> [Aim of the task]
Report how many lines hold the string "Lorenz". Give the number and nothing else.

> [Data excerpts]

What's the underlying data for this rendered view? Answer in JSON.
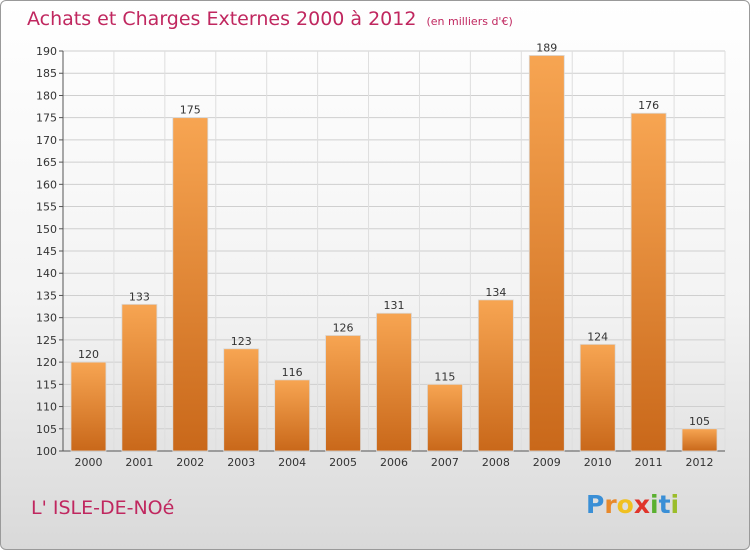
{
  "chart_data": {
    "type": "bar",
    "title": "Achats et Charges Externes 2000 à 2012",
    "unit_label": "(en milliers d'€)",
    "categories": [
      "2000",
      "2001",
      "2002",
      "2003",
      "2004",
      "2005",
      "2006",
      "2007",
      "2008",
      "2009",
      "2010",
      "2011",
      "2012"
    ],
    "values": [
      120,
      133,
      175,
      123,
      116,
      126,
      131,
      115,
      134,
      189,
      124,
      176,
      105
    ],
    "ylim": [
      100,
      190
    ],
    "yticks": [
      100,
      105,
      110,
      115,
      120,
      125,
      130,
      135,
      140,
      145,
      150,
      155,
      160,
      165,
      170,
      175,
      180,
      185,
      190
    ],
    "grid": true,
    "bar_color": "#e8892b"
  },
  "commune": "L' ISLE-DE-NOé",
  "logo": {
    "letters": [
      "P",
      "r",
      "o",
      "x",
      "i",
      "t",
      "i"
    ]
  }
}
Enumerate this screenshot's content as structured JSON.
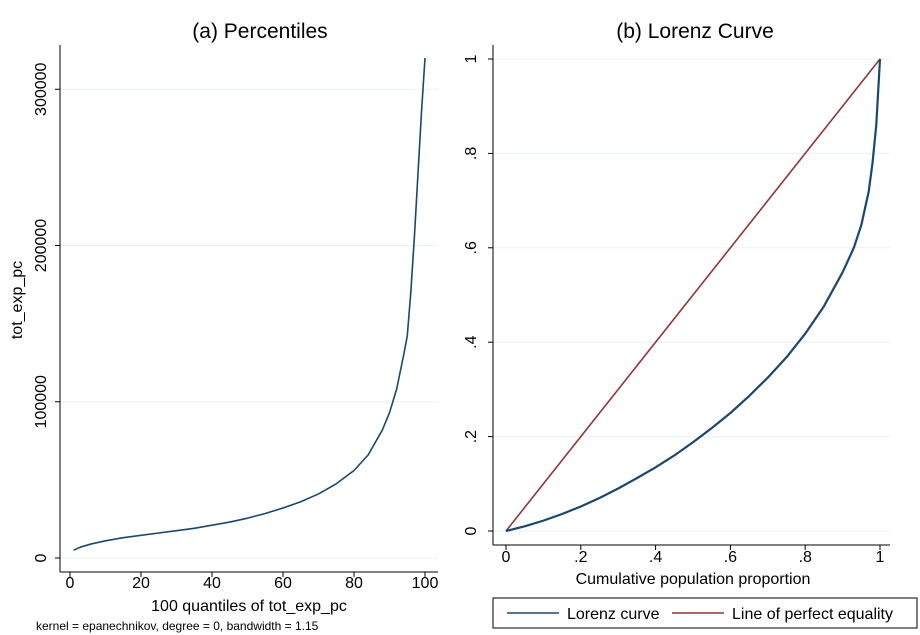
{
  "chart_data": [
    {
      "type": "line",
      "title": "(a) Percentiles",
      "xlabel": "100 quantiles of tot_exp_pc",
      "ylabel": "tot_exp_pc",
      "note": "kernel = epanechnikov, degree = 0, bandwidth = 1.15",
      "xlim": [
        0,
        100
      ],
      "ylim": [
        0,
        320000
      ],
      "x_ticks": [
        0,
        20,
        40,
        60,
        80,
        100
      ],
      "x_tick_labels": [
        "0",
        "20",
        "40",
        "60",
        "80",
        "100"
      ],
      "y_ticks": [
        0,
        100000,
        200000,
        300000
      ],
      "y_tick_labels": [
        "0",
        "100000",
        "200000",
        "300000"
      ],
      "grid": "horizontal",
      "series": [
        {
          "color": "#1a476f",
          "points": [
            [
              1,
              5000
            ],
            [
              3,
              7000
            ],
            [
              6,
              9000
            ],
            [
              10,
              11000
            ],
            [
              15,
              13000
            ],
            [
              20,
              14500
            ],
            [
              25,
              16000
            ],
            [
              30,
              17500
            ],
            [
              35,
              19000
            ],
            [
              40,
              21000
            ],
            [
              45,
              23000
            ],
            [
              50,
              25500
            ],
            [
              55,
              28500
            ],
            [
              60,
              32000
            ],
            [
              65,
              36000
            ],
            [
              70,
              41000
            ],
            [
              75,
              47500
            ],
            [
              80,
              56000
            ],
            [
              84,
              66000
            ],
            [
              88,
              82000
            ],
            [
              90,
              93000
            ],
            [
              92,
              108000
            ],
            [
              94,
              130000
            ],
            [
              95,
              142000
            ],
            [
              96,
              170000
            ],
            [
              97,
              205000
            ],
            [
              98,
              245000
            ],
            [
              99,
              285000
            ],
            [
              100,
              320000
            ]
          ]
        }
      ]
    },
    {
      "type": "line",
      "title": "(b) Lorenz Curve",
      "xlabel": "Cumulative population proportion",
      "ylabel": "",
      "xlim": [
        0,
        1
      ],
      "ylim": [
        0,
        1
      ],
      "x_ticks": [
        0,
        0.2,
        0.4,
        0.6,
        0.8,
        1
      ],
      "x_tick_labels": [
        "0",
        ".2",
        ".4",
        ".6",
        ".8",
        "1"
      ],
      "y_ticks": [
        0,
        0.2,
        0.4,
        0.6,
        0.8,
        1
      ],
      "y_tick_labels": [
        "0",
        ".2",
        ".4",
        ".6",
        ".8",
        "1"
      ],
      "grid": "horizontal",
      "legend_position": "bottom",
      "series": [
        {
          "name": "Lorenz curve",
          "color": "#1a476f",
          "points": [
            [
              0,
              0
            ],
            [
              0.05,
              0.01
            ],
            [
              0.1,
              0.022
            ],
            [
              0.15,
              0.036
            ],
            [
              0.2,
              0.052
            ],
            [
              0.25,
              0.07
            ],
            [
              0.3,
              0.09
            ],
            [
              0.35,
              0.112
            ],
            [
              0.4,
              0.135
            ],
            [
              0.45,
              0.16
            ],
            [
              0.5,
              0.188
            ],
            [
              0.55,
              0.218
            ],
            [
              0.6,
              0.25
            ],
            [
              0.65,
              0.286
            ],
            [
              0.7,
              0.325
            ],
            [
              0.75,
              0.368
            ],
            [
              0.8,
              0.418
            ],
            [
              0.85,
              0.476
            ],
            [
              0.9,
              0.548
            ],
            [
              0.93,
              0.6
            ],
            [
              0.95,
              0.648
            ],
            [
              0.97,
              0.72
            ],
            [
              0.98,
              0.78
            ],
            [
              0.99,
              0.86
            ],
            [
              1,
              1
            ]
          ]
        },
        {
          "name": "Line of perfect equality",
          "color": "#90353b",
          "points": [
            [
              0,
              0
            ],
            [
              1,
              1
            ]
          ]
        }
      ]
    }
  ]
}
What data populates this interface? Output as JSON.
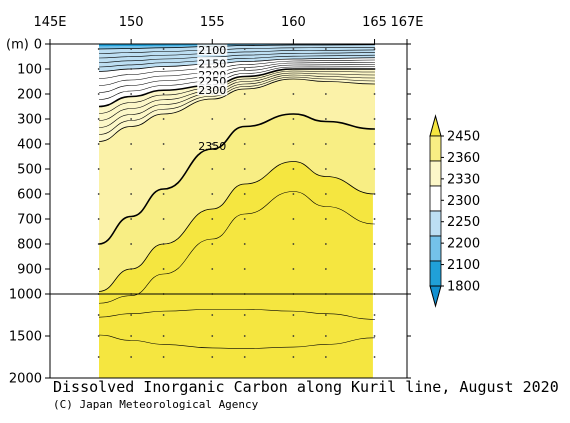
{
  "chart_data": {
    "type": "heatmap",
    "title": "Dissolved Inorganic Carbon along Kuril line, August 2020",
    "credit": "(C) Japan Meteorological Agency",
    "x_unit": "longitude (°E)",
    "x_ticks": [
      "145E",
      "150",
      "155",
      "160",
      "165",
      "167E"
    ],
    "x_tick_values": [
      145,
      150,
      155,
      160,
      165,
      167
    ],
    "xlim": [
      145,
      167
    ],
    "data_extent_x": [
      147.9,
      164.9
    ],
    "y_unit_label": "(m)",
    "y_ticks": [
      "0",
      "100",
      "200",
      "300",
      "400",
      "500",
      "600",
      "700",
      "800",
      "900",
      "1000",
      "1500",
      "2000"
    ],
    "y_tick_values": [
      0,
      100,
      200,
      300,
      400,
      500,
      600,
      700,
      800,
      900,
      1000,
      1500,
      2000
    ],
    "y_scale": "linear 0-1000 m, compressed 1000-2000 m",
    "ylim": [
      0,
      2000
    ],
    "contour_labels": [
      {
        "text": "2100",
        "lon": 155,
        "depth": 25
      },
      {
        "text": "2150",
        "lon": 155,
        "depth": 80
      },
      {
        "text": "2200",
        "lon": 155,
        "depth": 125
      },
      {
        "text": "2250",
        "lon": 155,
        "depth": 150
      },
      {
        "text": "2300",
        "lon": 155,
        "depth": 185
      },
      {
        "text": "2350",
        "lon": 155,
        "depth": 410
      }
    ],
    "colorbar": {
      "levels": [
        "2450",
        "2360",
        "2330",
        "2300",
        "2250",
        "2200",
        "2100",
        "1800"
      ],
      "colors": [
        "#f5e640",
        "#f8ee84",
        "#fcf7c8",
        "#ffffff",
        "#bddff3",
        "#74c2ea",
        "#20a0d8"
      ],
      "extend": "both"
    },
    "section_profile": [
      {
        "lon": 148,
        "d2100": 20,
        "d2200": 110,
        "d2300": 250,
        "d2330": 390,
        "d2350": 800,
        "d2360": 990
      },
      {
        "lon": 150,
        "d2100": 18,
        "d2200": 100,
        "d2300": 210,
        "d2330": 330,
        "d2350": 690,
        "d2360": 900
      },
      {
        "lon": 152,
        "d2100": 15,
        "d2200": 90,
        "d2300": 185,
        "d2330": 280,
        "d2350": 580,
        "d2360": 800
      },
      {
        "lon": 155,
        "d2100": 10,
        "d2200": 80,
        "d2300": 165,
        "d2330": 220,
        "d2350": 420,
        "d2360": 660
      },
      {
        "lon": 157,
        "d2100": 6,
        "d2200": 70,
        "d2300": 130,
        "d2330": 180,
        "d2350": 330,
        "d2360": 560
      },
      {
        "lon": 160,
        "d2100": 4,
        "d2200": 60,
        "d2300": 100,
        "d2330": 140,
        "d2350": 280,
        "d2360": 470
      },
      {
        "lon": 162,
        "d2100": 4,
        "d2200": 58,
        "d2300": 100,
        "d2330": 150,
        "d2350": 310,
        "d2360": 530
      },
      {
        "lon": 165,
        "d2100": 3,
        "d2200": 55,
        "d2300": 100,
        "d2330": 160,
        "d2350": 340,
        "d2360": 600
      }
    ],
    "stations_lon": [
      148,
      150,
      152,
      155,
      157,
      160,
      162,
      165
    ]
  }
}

> [Solution for this problem]
2